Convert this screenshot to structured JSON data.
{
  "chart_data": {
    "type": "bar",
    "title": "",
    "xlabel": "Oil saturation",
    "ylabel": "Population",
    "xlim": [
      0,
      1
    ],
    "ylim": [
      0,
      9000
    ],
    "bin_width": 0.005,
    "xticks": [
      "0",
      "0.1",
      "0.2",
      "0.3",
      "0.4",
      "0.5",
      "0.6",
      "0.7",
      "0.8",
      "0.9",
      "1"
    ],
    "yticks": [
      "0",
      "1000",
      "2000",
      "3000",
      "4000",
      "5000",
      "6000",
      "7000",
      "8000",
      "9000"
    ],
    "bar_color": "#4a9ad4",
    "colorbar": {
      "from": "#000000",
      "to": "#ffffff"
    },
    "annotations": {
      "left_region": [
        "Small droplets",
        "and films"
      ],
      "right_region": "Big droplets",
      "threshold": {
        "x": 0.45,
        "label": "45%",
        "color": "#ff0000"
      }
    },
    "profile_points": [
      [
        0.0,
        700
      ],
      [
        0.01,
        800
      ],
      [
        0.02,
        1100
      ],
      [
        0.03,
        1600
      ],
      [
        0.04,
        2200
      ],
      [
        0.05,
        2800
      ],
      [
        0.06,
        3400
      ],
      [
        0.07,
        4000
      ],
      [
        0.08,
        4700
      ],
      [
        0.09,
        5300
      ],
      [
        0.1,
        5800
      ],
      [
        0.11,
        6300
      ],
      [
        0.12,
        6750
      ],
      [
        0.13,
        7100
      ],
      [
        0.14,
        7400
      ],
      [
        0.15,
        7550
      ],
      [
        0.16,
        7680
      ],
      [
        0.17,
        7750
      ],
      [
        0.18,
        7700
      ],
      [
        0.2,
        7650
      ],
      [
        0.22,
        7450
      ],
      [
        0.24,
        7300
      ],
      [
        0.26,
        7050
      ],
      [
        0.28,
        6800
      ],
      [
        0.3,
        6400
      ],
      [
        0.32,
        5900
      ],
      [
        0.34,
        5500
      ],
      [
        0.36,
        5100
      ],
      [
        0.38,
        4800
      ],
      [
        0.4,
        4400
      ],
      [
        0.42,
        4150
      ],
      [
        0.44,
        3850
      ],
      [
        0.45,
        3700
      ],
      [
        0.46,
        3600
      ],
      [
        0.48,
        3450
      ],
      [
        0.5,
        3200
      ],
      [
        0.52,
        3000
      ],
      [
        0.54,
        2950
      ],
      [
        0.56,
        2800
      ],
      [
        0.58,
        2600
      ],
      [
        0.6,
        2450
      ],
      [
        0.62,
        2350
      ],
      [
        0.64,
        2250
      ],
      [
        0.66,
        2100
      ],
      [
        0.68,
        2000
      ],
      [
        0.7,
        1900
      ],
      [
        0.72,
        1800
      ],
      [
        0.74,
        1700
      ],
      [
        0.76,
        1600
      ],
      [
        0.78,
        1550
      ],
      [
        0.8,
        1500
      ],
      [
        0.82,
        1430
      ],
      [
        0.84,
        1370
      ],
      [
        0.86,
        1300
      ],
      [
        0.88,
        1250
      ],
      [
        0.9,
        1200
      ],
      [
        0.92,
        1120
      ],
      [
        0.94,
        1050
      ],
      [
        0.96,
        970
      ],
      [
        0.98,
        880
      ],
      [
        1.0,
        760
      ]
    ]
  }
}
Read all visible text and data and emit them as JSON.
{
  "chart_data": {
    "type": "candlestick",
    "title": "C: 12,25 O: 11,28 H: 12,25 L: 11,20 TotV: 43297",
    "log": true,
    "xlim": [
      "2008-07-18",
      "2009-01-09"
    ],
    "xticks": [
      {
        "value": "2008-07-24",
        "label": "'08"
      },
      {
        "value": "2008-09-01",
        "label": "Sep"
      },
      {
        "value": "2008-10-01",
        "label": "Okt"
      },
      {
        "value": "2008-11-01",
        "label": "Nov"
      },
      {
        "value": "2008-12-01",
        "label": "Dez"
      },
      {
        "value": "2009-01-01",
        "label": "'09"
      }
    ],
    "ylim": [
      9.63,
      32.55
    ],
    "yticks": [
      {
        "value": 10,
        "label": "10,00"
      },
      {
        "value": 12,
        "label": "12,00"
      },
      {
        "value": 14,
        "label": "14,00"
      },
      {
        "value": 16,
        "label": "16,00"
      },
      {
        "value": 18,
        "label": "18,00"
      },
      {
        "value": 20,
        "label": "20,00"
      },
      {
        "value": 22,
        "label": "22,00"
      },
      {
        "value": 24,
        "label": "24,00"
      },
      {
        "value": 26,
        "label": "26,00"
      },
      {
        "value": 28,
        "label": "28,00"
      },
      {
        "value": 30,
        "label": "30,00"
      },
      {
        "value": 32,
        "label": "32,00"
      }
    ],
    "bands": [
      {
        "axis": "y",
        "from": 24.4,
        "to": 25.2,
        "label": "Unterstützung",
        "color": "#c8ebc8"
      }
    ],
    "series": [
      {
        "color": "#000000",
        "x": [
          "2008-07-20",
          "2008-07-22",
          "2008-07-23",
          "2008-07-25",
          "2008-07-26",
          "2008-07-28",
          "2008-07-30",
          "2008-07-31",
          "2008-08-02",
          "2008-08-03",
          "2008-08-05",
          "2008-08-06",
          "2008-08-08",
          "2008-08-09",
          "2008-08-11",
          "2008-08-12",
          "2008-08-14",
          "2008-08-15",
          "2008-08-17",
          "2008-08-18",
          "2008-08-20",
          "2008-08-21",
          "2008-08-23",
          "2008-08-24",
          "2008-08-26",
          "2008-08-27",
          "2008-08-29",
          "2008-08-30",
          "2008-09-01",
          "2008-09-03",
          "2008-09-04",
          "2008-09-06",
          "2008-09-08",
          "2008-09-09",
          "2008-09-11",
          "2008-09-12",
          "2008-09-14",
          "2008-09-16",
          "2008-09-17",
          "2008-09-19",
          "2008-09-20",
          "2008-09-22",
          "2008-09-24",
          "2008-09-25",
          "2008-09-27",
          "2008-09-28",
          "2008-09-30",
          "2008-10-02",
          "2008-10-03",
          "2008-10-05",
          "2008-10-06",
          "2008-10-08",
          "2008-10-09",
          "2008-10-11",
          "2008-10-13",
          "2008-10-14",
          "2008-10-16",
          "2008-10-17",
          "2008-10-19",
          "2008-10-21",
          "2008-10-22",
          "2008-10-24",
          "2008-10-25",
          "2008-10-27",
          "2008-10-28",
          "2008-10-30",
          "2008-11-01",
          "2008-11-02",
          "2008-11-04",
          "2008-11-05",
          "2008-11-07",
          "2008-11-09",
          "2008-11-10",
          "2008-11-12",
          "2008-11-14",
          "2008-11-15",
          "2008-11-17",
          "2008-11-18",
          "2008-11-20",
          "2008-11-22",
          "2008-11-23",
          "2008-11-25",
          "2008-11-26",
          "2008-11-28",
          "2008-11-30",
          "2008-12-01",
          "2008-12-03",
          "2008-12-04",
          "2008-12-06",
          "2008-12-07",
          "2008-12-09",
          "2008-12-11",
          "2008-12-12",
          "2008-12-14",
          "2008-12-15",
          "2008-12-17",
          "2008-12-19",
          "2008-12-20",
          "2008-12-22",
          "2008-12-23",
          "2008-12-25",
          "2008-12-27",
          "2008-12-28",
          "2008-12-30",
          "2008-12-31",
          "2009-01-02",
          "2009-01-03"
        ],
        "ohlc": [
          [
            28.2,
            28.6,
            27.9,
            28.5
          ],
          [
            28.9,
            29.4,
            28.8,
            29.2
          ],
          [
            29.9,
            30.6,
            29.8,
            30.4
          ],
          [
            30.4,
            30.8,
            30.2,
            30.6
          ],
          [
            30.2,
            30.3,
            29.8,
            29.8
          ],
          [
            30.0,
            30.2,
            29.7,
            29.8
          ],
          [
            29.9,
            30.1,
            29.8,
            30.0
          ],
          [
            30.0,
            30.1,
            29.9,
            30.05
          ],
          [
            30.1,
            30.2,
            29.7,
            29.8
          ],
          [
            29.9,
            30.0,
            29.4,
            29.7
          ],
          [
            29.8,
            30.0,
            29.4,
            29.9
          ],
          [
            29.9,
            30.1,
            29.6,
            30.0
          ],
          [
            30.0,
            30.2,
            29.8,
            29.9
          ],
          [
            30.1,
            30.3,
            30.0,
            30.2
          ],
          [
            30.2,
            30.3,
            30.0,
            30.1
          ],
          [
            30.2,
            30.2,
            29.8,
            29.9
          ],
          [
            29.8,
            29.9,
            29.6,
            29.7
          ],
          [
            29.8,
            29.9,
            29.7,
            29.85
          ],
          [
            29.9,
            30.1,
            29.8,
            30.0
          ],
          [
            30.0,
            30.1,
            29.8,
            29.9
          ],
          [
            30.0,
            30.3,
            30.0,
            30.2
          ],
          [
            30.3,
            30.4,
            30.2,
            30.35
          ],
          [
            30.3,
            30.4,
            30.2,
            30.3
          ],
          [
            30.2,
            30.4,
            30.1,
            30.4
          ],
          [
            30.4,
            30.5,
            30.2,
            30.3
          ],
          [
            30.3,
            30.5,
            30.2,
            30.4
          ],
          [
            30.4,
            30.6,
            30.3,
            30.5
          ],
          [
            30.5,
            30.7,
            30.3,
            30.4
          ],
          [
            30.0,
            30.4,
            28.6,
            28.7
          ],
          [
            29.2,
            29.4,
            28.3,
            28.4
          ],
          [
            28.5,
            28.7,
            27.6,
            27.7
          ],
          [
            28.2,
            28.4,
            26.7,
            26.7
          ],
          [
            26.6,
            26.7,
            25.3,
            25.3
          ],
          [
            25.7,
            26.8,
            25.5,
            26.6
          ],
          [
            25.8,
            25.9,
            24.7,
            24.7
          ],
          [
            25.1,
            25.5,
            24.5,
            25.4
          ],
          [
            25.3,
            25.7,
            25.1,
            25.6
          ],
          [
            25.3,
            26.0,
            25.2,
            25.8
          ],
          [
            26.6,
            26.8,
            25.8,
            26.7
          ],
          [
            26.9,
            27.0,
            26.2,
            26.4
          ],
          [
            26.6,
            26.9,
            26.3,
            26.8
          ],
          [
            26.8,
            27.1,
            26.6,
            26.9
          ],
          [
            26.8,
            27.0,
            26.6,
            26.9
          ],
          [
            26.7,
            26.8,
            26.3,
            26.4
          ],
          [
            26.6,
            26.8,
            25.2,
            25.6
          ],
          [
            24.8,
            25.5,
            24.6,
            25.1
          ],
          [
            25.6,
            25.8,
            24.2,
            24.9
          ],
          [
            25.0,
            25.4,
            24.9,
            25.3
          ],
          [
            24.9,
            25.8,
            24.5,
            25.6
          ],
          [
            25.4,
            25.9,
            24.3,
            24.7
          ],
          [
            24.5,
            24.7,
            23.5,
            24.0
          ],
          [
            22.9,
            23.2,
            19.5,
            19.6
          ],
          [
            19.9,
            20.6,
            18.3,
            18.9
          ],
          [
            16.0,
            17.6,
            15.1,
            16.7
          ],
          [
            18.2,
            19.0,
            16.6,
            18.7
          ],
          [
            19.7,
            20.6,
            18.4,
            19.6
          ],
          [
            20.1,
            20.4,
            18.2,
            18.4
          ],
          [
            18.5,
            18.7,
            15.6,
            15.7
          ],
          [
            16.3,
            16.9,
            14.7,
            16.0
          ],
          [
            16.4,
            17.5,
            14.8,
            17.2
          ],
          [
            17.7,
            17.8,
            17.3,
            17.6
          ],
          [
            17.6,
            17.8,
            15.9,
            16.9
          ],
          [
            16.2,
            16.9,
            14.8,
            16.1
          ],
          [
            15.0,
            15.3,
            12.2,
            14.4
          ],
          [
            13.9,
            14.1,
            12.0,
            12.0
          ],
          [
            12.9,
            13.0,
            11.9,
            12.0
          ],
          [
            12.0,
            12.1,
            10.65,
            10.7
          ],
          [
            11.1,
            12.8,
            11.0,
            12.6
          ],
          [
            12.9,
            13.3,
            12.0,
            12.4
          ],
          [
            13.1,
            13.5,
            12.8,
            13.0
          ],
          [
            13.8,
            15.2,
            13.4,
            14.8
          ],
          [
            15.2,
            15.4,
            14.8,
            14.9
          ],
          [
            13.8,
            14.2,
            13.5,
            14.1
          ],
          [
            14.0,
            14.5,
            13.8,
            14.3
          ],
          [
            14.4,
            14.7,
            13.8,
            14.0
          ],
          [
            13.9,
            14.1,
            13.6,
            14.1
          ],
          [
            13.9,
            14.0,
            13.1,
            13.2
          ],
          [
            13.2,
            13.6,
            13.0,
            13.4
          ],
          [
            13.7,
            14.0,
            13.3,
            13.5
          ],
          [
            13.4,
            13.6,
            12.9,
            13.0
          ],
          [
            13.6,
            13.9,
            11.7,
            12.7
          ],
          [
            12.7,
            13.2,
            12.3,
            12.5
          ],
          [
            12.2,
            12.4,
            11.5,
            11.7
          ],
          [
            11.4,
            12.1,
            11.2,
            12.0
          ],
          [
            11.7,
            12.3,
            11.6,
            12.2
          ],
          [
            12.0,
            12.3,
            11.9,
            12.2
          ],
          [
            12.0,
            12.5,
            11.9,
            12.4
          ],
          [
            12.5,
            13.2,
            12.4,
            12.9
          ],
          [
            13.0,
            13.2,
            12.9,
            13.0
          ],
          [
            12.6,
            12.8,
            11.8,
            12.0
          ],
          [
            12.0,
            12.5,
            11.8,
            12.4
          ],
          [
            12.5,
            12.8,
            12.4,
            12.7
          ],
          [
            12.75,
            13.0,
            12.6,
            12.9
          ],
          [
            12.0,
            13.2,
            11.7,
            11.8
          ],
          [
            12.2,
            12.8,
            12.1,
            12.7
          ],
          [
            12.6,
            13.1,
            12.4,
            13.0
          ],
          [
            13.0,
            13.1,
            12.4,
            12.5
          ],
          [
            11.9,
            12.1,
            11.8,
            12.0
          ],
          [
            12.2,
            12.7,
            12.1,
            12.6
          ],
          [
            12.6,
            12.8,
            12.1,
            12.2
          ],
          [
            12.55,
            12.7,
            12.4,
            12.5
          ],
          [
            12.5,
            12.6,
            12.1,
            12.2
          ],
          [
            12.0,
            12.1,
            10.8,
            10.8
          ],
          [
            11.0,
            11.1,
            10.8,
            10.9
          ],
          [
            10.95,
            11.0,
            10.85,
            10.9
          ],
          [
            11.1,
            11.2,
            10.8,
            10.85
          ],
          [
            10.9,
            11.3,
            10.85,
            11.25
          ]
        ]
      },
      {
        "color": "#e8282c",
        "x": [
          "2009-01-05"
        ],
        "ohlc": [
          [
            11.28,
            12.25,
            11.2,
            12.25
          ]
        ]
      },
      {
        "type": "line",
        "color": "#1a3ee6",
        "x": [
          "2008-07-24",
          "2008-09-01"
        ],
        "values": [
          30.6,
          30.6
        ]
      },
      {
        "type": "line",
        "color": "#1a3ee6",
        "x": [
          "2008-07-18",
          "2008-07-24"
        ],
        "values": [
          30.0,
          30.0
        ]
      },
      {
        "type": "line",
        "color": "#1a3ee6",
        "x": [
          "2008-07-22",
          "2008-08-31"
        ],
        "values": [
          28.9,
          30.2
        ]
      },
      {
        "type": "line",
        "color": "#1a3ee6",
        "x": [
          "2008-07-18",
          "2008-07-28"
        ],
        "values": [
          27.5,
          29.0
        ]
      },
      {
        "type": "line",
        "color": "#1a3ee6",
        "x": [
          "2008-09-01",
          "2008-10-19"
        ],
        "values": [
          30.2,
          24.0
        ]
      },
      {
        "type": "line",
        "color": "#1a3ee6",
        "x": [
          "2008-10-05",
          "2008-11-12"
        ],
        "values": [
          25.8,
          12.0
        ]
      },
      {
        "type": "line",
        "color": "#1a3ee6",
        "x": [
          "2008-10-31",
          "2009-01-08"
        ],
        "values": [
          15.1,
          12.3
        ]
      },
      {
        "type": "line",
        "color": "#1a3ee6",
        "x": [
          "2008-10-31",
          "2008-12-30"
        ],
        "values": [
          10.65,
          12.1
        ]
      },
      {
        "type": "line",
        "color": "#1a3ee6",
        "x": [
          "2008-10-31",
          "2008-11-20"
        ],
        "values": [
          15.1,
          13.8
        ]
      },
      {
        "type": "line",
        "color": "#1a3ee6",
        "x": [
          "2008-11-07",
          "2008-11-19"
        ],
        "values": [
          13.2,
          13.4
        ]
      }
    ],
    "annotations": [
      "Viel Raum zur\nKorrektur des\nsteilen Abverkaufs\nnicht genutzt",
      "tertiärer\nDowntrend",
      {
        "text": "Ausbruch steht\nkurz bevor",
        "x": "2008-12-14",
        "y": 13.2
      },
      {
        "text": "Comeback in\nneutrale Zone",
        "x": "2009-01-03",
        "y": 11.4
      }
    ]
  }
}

==========

▸ Problem details
Note how many lines of the material contain the string "JSON". Then report that number by itself.

▸ Exercise output
2